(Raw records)
....
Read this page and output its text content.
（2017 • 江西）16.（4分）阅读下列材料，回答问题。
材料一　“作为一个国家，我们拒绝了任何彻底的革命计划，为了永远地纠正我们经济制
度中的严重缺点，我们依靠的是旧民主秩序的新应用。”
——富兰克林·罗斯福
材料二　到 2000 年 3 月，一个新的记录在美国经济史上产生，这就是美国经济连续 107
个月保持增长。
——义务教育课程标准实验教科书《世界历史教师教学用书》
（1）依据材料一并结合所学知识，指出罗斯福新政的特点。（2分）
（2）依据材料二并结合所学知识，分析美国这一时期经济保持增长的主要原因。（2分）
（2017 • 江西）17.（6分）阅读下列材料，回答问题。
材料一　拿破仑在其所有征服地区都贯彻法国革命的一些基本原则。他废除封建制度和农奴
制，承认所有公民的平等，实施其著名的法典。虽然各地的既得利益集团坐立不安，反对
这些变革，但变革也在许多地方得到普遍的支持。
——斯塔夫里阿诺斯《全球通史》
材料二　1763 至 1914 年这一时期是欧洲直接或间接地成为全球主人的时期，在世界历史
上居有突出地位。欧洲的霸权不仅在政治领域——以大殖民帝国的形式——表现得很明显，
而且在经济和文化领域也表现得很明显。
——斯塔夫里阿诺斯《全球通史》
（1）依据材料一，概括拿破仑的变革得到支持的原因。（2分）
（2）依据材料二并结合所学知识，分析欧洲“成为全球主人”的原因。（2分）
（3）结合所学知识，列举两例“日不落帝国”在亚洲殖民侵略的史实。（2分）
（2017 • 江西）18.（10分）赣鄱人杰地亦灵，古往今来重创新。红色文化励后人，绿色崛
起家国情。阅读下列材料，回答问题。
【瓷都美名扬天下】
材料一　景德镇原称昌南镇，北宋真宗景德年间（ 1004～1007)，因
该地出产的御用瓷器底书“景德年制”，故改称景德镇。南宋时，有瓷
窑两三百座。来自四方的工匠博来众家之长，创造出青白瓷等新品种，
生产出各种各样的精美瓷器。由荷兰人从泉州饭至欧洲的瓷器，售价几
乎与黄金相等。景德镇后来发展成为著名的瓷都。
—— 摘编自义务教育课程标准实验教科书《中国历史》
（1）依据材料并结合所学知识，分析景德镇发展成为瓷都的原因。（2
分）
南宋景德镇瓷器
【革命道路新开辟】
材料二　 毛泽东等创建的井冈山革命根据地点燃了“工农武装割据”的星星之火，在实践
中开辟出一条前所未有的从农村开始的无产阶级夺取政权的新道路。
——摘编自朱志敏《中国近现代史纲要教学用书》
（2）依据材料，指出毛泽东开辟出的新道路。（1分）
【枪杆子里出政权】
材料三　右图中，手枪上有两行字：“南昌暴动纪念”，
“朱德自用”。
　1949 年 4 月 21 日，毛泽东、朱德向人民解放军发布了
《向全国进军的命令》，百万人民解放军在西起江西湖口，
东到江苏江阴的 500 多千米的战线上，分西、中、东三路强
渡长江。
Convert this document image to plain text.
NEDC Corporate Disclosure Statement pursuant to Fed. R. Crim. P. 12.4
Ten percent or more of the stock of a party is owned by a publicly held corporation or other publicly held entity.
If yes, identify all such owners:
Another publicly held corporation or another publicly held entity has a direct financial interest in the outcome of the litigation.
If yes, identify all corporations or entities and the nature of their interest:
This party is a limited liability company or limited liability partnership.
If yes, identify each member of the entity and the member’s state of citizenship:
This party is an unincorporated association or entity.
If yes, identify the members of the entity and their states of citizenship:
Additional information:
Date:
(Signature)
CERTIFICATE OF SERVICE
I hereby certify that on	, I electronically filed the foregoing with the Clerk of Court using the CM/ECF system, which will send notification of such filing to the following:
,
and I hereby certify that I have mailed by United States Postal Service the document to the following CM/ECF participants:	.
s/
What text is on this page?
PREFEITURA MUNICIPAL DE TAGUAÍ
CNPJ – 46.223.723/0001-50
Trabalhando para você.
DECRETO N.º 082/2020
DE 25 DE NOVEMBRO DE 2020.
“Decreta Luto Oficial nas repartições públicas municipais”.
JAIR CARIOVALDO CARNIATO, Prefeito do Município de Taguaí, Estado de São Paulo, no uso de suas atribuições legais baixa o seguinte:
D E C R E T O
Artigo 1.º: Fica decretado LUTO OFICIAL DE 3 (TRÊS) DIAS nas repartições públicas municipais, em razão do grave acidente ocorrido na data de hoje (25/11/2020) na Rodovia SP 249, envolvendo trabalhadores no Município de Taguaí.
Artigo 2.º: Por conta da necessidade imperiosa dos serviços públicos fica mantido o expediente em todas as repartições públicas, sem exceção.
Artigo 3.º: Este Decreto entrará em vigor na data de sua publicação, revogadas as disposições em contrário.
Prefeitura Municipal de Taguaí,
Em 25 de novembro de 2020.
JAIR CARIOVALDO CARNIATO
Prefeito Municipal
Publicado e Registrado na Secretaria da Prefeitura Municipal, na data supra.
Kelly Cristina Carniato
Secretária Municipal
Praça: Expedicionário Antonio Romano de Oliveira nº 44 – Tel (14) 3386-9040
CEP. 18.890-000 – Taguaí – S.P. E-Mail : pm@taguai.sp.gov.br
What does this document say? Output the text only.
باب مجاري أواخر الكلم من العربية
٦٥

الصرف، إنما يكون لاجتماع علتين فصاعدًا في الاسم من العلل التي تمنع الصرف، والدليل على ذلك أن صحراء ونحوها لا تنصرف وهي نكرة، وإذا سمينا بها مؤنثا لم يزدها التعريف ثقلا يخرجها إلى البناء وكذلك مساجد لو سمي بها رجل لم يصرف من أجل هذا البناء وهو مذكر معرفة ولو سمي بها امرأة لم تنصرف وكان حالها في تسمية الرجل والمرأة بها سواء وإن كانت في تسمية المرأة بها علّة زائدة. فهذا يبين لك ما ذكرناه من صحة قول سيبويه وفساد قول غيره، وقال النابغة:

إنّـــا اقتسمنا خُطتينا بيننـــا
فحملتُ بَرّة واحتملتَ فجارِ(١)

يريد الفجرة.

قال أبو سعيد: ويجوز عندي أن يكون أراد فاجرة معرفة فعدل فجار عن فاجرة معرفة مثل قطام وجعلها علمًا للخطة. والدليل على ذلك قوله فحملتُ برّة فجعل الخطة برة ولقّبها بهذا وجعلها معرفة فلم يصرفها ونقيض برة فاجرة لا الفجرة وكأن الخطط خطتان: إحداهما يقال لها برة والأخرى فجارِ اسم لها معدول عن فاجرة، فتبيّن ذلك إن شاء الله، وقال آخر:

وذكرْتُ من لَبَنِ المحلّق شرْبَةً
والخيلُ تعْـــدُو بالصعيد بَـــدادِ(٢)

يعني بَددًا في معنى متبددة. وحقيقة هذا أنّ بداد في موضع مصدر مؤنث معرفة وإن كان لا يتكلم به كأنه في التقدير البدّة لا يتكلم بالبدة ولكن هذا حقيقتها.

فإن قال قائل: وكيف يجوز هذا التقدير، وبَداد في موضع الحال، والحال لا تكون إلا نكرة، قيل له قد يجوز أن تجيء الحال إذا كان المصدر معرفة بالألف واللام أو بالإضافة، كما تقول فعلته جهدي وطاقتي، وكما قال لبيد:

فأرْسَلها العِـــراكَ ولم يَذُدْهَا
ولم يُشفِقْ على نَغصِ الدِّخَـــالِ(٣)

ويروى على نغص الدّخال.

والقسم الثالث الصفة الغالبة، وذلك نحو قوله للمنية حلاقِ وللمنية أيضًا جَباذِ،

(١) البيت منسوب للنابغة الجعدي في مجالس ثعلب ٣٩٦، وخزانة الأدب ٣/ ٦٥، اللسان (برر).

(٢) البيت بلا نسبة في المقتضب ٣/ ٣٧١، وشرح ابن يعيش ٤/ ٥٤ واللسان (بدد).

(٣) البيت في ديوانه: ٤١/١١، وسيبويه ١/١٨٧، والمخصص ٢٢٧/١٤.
....
EXERCISE DETAILS:
Search the lines for the string "阅读下列材料" and copy every line that has it.

RESPONSE TO THIS EXERCISE:
（2017 • 江西）16.（4分）阅读下列材料，回答问题。
（2017 • 江西）17.（6分）阅读下列材料，回答问题。
起家国情。阅读下列材料，回答问题。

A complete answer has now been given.